■ **SOURCE TEXT**:
┏━━

If you ask the command line to read that file, this Word .docx file will look something like this

catworddoc

Word documents which look like “just words!” are actually comprised of an archive of extensible markup language (XML) instructions that only Microsoft Word can read. Plain text files can be opened in a number of different editors and can be read within the command line.

Plain Text

For the purposes of communicating with machines and between machines, we need characters to be as flexible as possible. Plain text includes characters of readable material but not graphical representation.

According to the Unicode Standard,1.

Plain text is a pure sequence of character codes; plain Unicode-encoded text is therefore a sequence of Unicode character codes.

Plain text has two main properties with regard to rich text:

Plain text is the underlying content stream to which formatting can be applied. Plain text is public, standardized, and universally readable.

Plain text can be moved between programs fluidly and can respond to programmatic manipulations. Because it is not tied to a particular font or color or placement, plain text can be styled externally.

A counterpoint to plain text is rich text (sometimes denoted by the Microsoft rich text format “.rtf” file extension) or “enriched text” (sometimes seen as an option in email programs). In rich text files, plain text is elaborated with formatting specific to the program in which they are made.

Text editors

An important tool for programming and working in the command line is a text editor. A text editor is a program that allows you to edit plain text files, such as .txt, .csv, or .md. Text editors are not used to edit rich text documents, such as .docx or .rtf, and rich text editors should not be used to edit plain text files. This is because rich text editors will add many invisible special characters that will prevent programs from running and configuration files from being read correctly.

While it doesn’t really matter which text editor you choose, you should try to become comfortable with at least one text editor.

Default text editor for this course

Choosing a text editor has as much to do with personality as it does with functionality. Graphical user interfaces (GUIs), user options, and “hackability” vary from program to program. For our workshops, we will be using Visual Studio Code (VS Code). Not only is VS Code free and open source, but it is also consistent across OSX, Windows, and Linux systems.

Visual Studio Code has been preinstalled on your laptop. We won’t be using the editor a lot in this tutorial, so don’t worry about getting to know the editor now. In later workshops we will discuss syntax highlighting and version control, which VS Code supports. For now we will get back to working in the command line itself.

┗━━

■ **ENTRIES PROVIDED**:
┏━━

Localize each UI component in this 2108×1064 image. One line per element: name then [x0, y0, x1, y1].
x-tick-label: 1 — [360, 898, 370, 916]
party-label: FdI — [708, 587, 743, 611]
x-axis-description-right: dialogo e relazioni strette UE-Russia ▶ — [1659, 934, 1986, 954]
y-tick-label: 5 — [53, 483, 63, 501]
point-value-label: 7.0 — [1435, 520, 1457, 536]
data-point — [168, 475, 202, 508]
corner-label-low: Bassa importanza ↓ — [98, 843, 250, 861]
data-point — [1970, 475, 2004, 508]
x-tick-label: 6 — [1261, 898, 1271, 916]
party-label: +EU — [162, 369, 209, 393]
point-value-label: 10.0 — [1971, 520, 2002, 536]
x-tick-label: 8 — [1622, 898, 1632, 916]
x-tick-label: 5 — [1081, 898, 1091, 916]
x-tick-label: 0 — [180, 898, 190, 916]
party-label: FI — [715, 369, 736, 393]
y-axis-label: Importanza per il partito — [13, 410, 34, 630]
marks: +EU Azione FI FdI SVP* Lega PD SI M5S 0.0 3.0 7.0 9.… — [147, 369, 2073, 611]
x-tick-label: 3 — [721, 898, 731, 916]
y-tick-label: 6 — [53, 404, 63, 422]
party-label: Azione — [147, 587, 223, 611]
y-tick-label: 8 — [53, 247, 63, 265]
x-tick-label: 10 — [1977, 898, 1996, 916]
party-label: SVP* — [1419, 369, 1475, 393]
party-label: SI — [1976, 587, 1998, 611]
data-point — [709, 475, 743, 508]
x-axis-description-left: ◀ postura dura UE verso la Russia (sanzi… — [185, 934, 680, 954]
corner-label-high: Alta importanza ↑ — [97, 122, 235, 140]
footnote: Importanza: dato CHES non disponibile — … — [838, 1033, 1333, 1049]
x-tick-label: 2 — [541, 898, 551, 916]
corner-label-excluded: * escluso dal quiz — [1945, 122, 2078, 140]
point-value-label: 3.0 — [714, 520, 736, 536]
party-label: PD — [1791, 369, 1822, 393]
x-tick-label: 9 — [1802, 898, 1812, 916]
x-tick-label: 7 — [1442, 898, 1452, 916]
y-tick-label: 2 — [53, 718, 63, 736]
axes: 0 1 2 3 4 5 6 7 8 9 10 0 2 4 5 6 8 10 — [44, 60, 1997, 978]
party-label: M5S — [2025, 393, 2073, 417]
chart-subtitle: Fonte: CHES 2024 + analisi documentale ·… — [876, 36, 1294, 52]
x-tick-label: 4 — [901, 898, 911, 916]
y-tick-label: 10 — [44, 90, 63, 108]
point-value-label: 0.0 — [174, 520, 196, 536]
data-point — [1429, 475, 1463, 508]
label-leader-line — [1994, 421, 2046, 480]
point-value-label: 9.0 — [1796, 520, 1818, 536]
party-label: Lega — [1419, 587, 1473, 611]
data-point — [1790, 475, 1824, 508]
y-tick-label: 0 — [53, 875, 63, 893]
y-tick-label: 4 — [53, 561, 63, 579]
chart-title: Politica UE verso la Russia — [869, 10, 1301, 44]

┗━━

■ **WORK TO DO**:
a: Rewrite the entries starting at their first line and ending at the line that contains "x-axis-description-left: ◀ postura", replacing "party-label" with "party-name" throughout and changing nothing else.
b: Extend the passage on plain text and text editors, starting from the point where it stops.
The entries have no connection to the passage on plain text and text editors.

■ **ANSWER LIST**:
a:
Localize each UI component in this 2108×1064 image. One line per element: name then [x0, y0, x1, y1].
x-tick-label: 1 — [360, 898, 370, 916]
party-name: FdI — [708, 587, 743, 611]
x-axis-description-right: dialogo e relazioni strette UE-Russia ▶ — [1659, 934, 1986, 954]
y-tick-label: 5 — [53, 483, 63, 501]
point-value-label: 7.0 — [1435, 520, 1457, 536]
data-point — [168, 475, 202, 508]
corner-label-low: Bassa importanza ↓ — [98, 843, 250, 861]
data-point — [1970, 475, 2004, 508]
x-tick-label: 6 — [1261, 898, 1271, 916]
party-name: +EU — [162, 369, 209, 393]
point-value-label: 10.0 — [1971, 520, 2002, 536]
x-tick-label: 8 — [1622, 898, 1632, 916]
x-tick-label: 5 — [1081, 898, 1091, 916]
x-tick-label: 0 — [180, 898, 190, 916]
party-name: FI — [715, 369, 736, 393]
y-axis-label: Importanza per il partito — [13, 410, 34, 630]
marks: +EU Azione FI FdI SVP* Lega PD SI M5S 0.0 3.0 7.0 9.… — [147, 369, 2073, 611]
x-tick-label: 3 — [721, 898, 731, 916]
y-tick-label: 6 — [53, 404, 63, 422]
party-name: Azione — [147, 587, 223, 611]
y-tick-label: 8 — [53, 247, 63, 265]
x-tick-label: 10 — [1977, 898, 1996, 916]
party-name: SVP* — [1419, 369, 1475, 393]
party-name: SI — [1976, 587, 1998, 611]
data-point — [709, 475, 743, 508]
x-axis-description-left: ◀ postura dura UE verso la Russia (sanzi… — [185, 934, 680, 954]

b:
Why is the command line useful?

Initially, for some of us, the command line can feel a bit unfamiliar. Why step away from a point-and-click workflow? By using the command line, we move into an environment where we have more minute control over each task we’d like the computer to perform. Instead of getting your food made by someone else, you’re cooking. It’s more work, but there are also more possibilities.

The command line allows you to…

  • Easily automate tasks such as creating, copying, and converting files.
  • Set up your programming environment.
  • Run programs you create.
  • Access the (many) programs and utilities that do not have graphical equivalents.
  • Control other computers remotely.

In addition to being a useful tool in itself, the command line gives you access to a second set of programs and utilities and is a complement to learning programming.

What if all these cool possibilities seem a bit abstract to you right now? That’s all right! On a very basic level, most uses of the command line are about showing information that the computer has, or modifying or making things (files, programs, etc.) on the computer.

In the next section, we’ll make this a little more clear by getting started with the command line.


Getting to the command line

Ubuntu

The operating system you are using is Ubuntu2.There are two ways to get to the command line in Ubuntu.

First way:

Double-click on the terminal icon on the left hand side of your screen. The terminal icon looks a bit like this: >_

Second way:

  1. Double-click on the word “Activities” in the top left corner of your screen.
  2. Type “terminal” into the bar that appears.
  3. Select the first item that appears in the list.

The terminal will look like this:

terminal

When you see the $, you’re in the right place. We call the $ the command prompt; the $ lets us know the computer is ready to receive a command. The command prompt is the place you type commands you wish the computer to execute. We will now learn some of the most common commands.

In the next section, we’ll learn how to navigate the filesystem in the command line.


Navigation

Prefatory pro tips

Go slow at first and check your spelling!

One of the biggest things you can do to make sure your code runs correctly and you can use the command line successfully is to make sure you check your spelling! Keep this in mind today, this week, and your whole life. If at first something doesn’t work, check your spelling! Unlike in human reading, where letters can simultaneously have different uses and meanings, in coding, each character has a discrete function including (especially!) spaces.

Keep in mind that the command line and file systems are usually pre-configured as cAsE-pReSeRvInG – so capitalizations also matter when typing commands and file and folder names.

Also, while copying and pasting from this handy tutorial may be tempting to avoid spelling errors and other things, we encourage you not to! Typing out each command will help you remember them and how they work.

Getting started: know thyself

You may also see your username to the left of the command prompt $. Let’s try our first command. Type the following and press the enter key:

$ whoami

The whoami command should print out your username. Congrats, you’ve executed your first command! This is a basic pattern of use in the command line: type a command, press enter on your keyboard, and receive output.

Orienting yourself in the command line: folders

OK, we’re going to try another command. But first, let’s make sure we understand some things about how your computer’s filesystem works.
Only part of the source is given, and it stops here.